Aufgabenstellung -
Schreiben Sie den Teil der Auflistung wortgetreu ab, der mit ihrem Anfang beginnt und mit der Zeile endet, die „The second suction“ enthält. Beide Enden gehören dazu.

Vorliegende Daten -

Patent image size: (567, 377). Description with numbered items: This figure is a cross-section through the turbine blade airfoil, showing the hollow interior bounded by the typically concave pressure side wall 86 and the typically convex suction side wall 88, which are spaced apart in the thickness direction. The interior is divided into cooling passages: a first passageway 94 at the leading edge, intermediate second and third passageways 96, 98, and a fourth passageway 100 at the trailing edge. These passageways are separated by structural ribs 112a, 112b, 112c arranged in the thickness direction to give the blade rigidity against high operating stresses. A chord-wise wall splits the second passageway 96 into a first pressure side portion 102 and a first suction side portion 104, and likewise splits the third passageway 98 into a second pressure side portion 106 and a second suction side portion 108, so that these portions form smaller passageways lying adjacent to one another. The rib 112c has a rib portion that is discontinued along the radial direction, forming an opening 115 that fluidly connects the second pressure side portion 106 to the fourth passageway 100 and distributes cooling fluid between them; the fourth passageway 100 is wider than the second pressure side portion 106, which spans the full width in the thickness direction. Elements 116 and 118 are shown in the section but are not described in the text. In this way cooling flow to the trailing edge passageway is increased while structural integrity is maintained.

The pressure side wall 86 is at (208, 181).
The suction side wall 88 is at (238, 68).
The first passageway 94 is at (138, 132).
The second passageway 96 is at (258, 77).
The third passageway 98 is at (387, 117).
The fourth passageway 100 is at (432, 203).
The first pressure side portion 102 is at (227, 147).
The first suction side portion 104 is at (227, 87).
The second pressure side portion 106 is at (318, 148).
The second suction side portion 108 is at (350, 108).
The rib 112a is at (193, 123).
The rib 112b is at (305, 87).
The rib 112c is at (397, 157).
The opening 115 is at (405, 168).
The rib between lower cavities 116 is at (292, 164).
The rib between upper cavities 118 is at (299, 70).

Antwort -
Patent image size: (567, 377). Description with numbered items: This figure is a cross-section through the turbine blade airfoil, showing the hollow interior bounded by the typically concave pressure side wall 86 and the typically convex suction side wall 88, which are spaced apart in the thickness direction. The interior is divided into cooling passages: a first passageway 94 at the leading edge, intermediate second and third passageways 96, 98, and a fourth passageway 100 at the trailing edge. These passageways are separated by structural ribs 112a, 112b, 112c arranged in the thickness direction to give the blade rigidity against high operating stresses. A chord-wise wall splits the second passageway 96 into a first pressure side portion 102 and a first suction side portion 104, and likewise splits the third passageway 98 into a second pressure side portion 106 and a second suction side portion 108, so that these portions form smaller passageways lying adjacent to one another. The rib 112c has a rib portion that is discontinued along the radial direction, forming an opening 115 that fluidly connects the second pressure side portion 106 to the fourth passageway 100 and distributes cooling fluid between them; the fourth passageway 100 is wider than the second pressure side portion 106, which spans the full width in the thickness direction. Elements 116 and 118 are shown in the section but are not described in the text. In this way cooling flow to the trailing edge passageway is increased while structural integrity is maintained.

The pressure side wall 86 is at (208, 181).
The suction side wall 88 is at (238, 68).
The first passageway 94 is at (138, 132).
The second passageway 96 is at (258, 77).
The third passageway 98 is at (387, 117).
The fourth passageway 100 is at (432, 203).
The first pressure side portion 102 is at (227, 147).
The first suction side portion 104 is at (227, 87).
The second pressure side portion 106 is at (318, 148).
The second suction side portion 108 is at (350, 108).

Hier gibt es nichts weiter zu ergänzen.